Stored records
◇ ◇ ◇

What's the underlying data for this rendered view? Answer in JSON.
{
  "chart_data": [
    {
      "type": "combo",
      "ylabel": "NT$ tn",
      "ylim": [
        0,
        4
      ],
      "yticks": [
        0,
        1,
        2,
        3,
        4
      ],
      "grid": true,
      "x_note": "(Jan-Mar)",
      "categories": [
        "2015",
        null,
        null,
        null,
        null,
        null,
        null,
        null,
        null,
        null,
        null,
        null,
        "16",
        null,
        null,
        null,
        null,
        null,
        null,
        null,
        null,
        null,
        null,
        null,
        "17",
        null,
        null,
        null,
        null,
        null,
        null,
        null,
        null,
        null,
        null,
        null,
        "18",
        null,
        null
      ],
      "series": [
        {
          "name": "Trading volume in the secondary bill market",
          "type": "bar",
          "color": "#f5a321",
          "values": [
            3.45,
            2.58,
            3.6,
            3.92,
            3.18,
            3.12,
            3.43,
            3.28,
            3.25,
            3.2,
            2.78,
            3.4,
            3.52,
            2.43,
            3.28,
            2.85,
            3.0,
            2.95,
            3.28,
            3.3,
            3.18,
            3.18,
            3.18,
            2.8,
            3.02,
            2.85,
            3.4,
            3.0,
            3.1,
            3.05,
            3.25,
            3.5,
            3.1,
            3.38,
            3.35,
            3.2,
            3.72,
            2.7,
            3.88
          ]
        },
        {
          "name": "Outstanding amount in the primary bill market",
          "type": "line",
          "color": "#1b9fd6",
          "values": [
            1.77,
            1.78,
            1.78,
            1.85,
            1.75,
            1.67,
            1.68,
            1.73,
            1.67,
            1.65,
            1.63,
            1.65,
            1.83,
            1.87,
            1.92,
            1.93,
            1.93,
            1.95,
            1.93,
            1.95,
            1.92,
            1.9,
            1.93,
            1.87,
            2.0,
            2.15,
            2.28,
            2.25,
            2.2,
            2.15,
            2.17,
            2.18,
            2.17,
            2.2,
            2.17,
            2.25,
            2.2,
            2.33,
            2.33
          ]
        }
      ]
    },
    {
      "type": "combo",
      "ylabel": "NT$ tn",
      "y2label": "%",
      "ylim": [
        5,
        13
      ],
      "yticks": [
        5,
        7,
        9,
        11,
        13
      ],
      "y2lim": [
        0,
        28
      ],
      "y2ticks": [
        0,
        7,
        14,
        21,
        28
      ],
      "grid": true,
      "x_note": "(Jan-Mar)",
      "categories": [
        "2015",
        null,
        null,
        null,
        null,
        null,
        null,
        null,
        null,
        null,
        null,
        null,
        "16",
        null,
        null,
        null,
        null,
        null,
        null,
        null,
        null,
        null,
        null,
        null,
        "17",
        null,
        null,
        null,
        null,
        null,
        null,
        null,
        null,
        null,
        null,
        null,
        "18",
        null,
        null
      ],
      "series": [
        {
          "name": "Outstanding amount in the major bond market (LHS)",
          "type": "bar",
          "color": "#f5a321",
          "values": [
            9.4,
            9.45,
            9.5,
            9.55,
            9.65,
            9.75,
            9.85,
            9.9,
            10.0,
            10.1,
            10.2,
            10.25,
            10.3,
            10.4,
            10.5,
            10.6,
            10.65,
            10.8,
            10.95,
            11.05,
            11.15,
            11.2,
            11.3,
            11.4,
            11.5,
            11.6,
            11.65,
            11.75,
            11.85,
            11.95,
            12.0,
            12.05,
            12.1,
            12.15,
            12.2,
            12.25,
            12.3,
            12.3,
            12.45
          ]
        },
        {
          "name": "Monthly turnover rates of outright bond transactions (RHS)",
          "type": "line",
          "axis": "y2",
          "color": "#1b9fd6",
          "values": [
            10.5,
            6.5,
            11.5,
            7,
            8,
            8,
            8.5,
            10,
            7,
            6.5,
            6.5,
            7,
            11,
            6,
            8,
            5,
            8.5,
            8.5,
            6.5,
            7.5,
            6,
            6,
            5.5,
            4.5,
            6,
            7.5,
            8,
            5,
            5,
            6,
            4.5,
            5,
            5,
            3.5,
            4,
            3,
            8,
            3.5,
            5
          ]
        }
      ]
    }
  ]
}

◇ ◇ ◇

Exercise directions — Pull out every line of the records that includes the string "Outstanding".

Complete response —
          "name": "Outstanding amount in the primary bill market",
          "name": "Outstanding amount in the major bond market (LHS)",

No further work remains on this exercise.